Task details
In the entries below, find the lines that contain the word "Ütemezési" and copy them.

[Start of Information provided]

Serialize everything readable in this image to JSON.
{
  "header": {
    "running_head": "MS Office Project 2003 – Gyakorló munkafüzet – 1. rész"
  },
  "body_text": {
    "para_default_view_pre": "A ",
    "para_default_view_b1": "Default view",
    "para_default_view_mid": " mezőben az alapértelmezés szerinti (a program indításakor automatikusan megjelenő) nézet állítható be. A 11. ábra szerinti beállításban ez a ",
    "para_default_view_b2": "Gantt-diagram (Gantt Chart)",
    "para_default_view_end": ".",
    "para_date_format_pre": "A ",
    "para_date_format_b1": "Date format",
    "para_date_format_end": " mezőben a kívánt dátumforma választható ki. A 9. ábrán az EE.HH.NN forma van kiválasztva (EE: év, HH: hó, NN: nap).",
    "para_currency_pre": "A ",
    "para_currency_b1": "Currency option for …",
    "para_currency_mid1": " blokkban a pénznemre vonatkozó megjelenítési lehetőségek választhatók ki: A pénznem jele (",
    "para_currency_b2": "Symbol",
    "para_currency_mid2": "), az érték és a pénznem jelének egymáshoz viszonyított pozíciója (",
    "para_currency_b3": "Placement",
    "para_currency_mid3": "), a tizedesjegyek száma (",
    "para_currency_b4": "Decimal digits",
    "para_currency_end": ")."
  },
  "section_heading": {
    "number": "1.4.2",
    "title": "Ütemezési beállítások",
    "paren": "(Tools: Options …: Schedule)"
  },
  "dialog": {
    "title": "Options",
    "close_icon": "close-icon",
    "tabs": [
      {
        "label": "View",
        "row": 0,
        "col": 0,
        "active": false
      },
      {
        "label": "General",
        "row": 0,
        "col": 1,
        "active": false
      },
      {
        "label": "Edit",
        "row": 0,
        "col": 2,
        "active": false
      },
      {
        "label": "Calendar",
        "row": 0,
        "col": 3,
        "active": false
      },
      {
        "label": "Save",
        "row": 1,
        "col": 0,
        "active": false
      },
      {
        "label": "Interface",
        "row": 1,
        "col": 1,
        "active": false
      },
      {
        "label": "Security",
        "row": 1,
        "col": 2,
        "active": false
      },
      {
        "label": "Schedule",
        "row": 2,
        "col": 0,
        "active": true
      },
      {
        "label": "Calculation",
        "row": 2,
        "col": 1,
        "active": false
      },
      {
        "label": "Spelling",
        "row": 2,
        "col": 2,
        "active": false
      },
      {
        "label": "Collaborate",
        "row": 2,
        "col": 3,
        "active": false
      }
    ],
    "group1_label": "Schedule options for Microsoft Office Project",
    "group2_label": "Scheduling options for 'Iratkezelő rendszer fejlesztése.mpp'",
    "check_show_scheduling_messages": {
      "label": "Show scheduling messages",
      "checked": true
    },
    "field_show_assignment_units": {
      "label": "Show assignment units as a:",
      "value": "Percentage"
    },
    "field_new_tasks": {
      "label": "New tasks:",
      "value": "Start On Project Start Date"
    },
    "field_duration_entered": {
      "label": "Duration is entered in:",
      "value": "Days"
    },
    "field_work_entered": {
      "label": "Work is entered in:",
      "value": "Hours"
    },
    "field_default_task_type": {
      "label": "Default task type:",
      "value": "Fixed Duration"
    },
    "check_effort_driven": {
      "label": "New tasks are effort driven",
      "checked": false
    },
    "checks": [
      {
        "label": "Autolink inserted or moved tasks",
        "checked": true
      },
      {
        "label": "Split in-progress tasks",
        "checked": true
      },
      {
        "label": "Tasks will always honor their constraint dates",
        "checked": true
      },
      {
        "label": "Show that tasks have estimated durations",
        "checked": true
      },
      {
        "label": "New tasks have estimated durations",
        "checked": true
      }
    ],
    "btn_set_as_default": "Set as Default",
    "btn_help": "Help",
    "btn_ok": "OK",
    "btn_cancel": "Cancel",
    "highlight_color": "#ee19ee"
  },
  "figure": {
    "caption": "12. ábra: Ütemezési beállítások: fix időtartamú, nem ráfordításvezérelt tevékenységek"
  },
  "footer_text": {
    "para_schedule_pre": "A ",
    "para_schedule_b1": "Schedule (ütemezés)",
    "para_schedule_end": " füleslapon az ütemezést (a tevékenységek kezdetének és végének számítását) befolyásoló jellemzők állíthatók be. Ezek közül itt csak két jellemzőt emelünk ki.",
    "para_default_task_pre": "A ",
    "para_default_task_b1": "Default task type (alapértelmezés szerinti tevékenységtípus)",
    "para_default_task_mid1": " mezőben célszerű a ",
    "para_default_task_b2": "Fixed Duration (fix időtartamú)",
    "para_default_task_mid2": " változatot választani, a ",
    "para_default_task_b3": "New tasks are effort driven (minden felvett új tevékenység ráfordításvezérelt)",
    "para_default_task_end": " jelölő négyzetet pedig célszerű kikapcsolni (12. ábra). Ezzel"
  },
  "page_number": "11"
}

[End of Information provided]

Answer to this exercise
    "title": "Ütemezési beállítások",
    "caption": "12. ábra: Ütemezési beállítások: fix időtartamú, nem ráfordításvezérelt tevékenységek"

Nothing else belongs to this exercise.